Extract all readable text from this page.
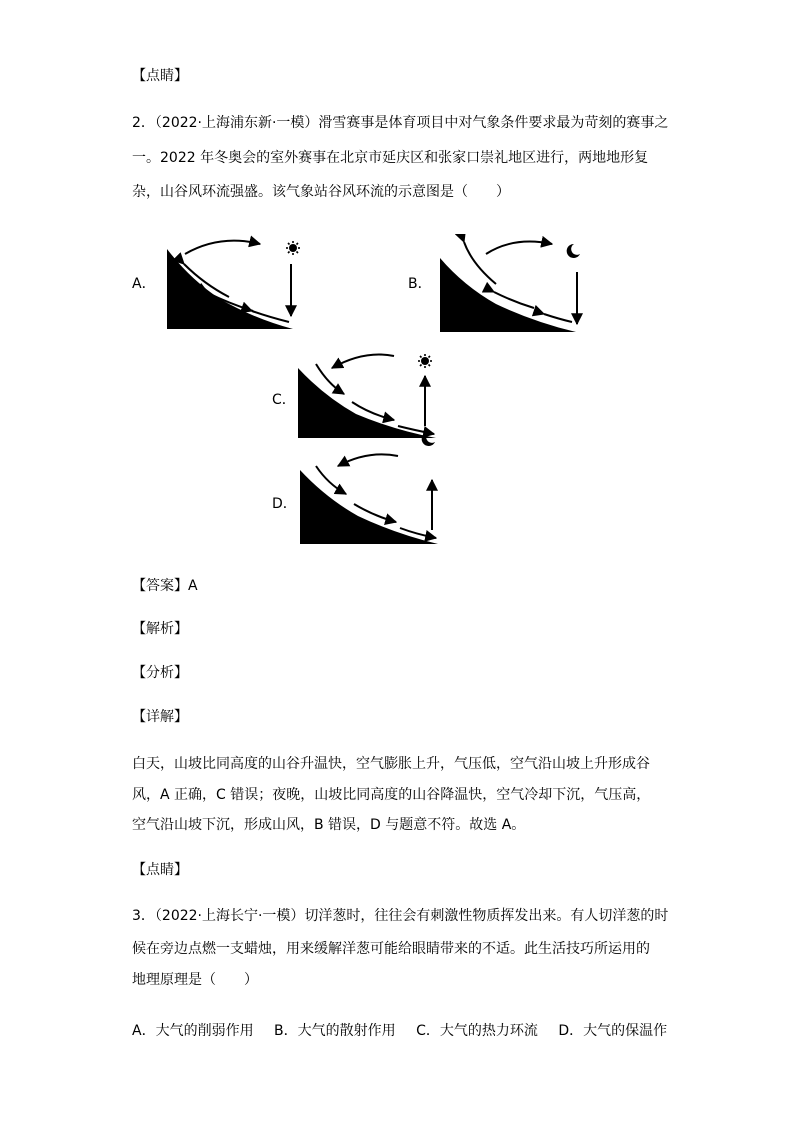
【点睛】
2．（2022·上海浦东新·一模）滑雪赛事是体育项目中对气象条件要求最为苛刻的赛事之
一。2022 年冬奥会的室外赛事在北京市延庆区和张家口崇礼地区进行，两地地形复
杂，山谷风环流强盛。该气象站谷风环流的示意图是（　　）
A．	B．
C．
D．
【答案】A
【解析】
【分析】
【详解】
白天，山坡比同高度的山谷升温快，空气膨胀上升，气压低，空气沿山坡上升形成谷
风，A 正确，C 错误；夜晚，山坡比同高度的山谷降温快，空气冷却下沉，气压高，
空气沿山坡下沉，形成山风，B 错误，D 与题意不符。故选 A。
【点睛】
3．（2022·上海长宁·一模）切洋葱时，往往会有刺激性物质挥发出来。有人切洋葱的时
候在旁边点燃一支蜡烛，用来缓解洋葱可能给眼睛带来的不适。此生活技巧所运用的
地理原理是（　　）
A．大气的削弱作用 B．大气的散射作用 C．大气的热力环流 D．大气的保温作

- - - - -

Transcribe the material exactly, and leave out whatever pictures it holds.

SOLUTION FOR THIS EXERCISE
Extract all readable text from this page.
【点睛】
2．（2022·上海浦东新·一模）滑雪赛事是体育项目中对气象条件要求最为苛刻的赛事之
一。2022 年冬奥会的室外赛事在北京市延庆区和张家口崇礼地区进行，两地地形复
杂，山谷风环流强盛。该气象站谷风环流的示意图是（　　）
A．	B．
C．
D．
【答案】A
【解析】
【分析】
【详解】
白天，山坡比同高度的山谷升温快，空气膨胀上升，气压低，空气沿山坡上升形成谷
风，A 正确，C 错误；夜晚，山坡比同高度的山谷降温快，空气冷却下沉，气压高，
空气沿山坡下沉，形成山风，B 错误，D 与题意不符。故选 A。
【点睛】
3．（2022·上海长宁·一模）切洋葱时，往往会有刺激性物质挥发出来。有人切洋葱的时
候在旁边点燃一支蜡烛，用来缓解洋葱可能给眼睛带来的不适。此生活技巧所运用的
地理原理是（　　）
A．大气的削弱作用 B．大气的散射作用 C．大气的热力环流 D．大气的保温作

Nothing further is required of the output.